# [What is being asked]
Go through the data below and copy it exactly, skipping every picture.

====== Supplied material

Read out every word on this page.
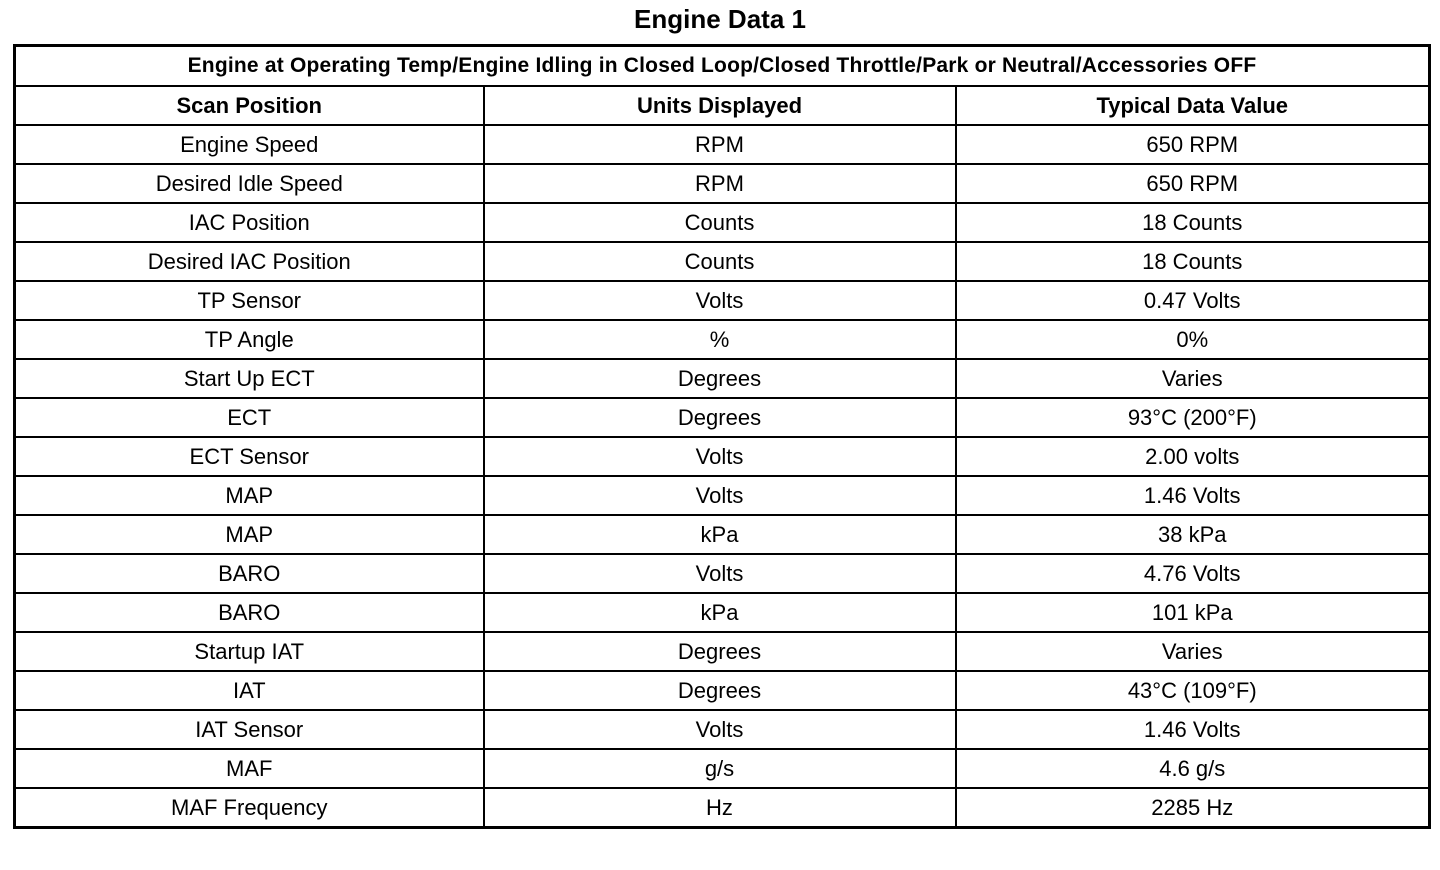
Engine Data 1
Engine at Operating Temp/Engine Idling in Closed Loop/Closed Throttle/Park or Neutral/Accessories OFF		
Scan Position	Units Displayed	Typical Data Value
Engine Speed	RPM	650 RPM
Desired Idle Speed	RPM	650 RPM
IAC Position	Counts	18 Counts
Desired IAC Position	Counts	18 Counts
TP Sensor	Volts	0.47 Volts
TP Angle	%	0%
Start Up ECT	Degrees	Varies
ECT	Degrees	93°C (200°F)
ECT Sensor	Volts	2.00 volts
MAP	Volts	1.46 Volts
MAP	kPa	38 kPa
BARO	Volts	4.76 Volts
BARO	kPa	101 kPa
Startup IAT	Degrees	Varies
IAT	Degrees	43°C (109°F)
IAT Sensor	Volts	1.46 Volts
MAF	g/s	4.6 g/s
MAF Frequency	Hz	2285 Hz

============

# [Response below]
Read out every word on this page.
Engine Data 1
Engine at Operating Temp/Engine Idling in Closed Loop/Closed Throttle/Park or Neutral/Accessories OFF		
Scan Position	Units Displayed	Typical Data Value
Engine Speed	RPM	650 RPM
Desired Idle Speed	RPM	650 RPM
IAC Position	Counts	18 Counts
Desired IAC Position	Counts	18 Counts
TP Sensor	Volts	0.47 Volts
TP Angle	%	0%
Start Up ECT	Degrees	Varies
ECT	Degrees	93°C (200°F)
ECT Sensor	Volts	2.00 volts
MAP	Volts	1.46 Volts
MAP	kPa	38 kPa
BARO	Volts	4.76 Volts
BARO	kPa	101 kPa
Startup IAT	Degrees	Varies
IAT	Degrees	43°C (109°F)
IAT Sensor	Volts	1.46 Volts
MAF	g/s	4.6 g/s
MAF Frequency	Hz	2285 Hz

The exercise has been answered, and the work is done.